Write out the material again word for word, dropping any images it holds.

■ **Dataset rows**
╔══

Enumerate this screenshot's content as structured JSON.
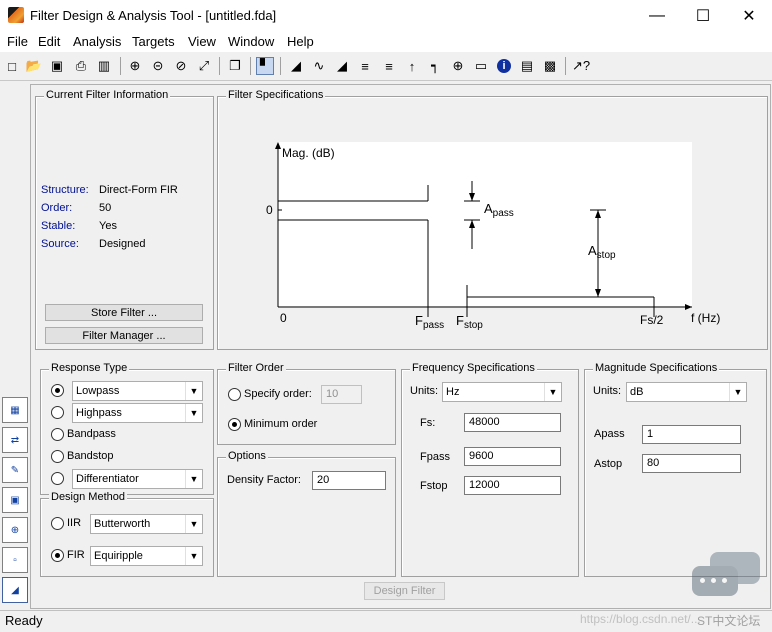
{
  "window": {
    "title": "Filter Design & Analysis Tool - [untitled.fda]"
  },
  "menu": [
    "File",
    "Edit",
    "Analysis",
    "Targets",
    "View",
    "Window",
    "Help"
  ],
  "current_filter": {
    "title": "Current Filter Information",
    "structure_label": "Structure:",
    "structure": "Direct-Form FIR",
    "order_label": "Order:",
    "order": "50",
    "stable_label": "Stable:",
    "stable": "Yes",
    "source_label": "Source:",
    "source": "Designed",
    "store_btn": "Store Filter ...",
    "manager_btn": "Filter Manager ..."
  },
  "spec": {
    "title": "Filter Specifications",
    "mag": "Mag. (dB)",
    "zero_y": "0",
    "zero_x": "0",
    "apass_a": "A",
    "apass_sub": "pass",
    "astop_a": "A",
    "astop_sub": "stop",
    "fpass_f": "F",
    "fpass_sub": "pass",
    "fstop_f": "F",
    "fstop_sub": "stop",
    "fs2": "Fs/2",
    "fhz": "f (Hz)"
  },
  "response": {
    "title": "Response Type",
    "lowpass": "Lowpass",
    "highpass": "Highpass",
    "bandpass": "Bandpass",
    "bandstop": "Bandstop",
    "diff": "Differentiator"
  },
  "design": {
    "title": "Design Method",
    "iir": "IIR",
    "iir_val": "Butterworth",
    "fir": "FIR",
    "fir_val": "Equiripple"
  },
  "order": {
    "title": "Filter Order",
    "specify": "Specify order:",
    "specify_val": "10",
    "minimum": "Minimum order"
  },
  "options": {
    "title": "Options",
    "density_label": "Density Factor:",
    "density": "20"
  },
  "freq": {
    "title": "Frequency Specifications",
    "units_label": "Units:",
    "units": "Hz",
    "fs_label": "Fs:",
    "fs": "48000",
    "fpass_label": "Fpass",
    "fpass": "9600",
    "fstop_label": "Fstop",
    "fstop": "12000"
  },
  "mag": {
    "title": "Magnitude Specifications",
    "units_label": "Units:",
    "units": "dB",
    "apass_label": "Apass",
    "apass": "1",
    "astop_label": "Astop",
    "astop": "80"
  },
  "design_btn": "Design Filter",
  "status": "Ready",
  "watermark": "https://blog.csdn.net/...",
  "watermark2": "ST中文论坛"
}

╚══

■ **Reply**
Enumerate this screenshot's content as structured JSON.
{
  "window": {
    "title": "Filter Design & Analysis Tool - [untitled.fda]"
  },
  "menu": [
    "File",
    "Edit",
    "Analysis",
    "Targets",
    "View",
    "Window",
    "Help"
  ],
  "current_filter": {
    "title": "Current Filter Information",
    "structure_label": "Structure:",
    "structure": "Direct-Form FIR",
    "order_label": "Order:",
    "order": "50",
    "stable_label": "Stable:",
    "stable": "Yes",
    "source_label": "Source:",
    "source": "Designed",
    "store_btn": "Store Filter ...",
    "manager_btn": "Filter Manager ..."
  },
  "spec": {
    "title": "Filter Specifications",
    "mag": "Mag. (dB)",
    "zero_y": "0",
    "zero_x": "0",
    "apass_a": "A",
    "apass_sub": "pass",
    "astop_a": "A",
    "astop_sub": "stop",
    "fpass_f": "F",
    "fpass_sub": "pass",
    "fstop_f": "F",
    "fstop_sub": "stop",
    "fs2": "Fs/2",
    "fhz": "f (Hz)"
  },
  "response": {
    "title": "Response Type",
    "lowpass": "Lowpass",
    "highpass": "Highpass",
    "bandpass": "Bandpass",
    "bandstop": "Bandstop",
    "diff": "Differentiator"
  },
  "design": {
    "title": "Design Method",
    "iir": "IIR",
    "iir_val": "Butterworth",
    "fir": "FIR",
    "fir_val": "Equiripple"
  },
  "order": {
    "title": "Filter Order",
    "specify": "Specify order:",
    "specify_val": "10",
    "minimum": "Minimum order"
  },
  "options": {
    "title": "Options",
    "density_label": "Density Factor:",
    "density": "20"
  },
  "freq": {
    "title": "Frequency Specifications",
    "units_label": "Units:",
    "units": "Hz",
    "fs_label": "Fs:",
    "fs": "48000",
    "fpass_label": "Fpass",
    "fpass": "9600",
    "fstop_label": "Fstop",
    "fstop": "12000"
  },
  "mag": {
    "title": "Magnitude Specifications",
    "units_label": "Units:",
    "units": "dB",
    "apass_label": "Apass",
    "apass": "1",
    "astop_label": "Astop",
    "astop": "80"
  },
  "design_btn": "Design Filter",
  "status": "Ready",
  "watermark": "https://blog.csdn.net/...",
  "watermark2": "ST中文论坛"
}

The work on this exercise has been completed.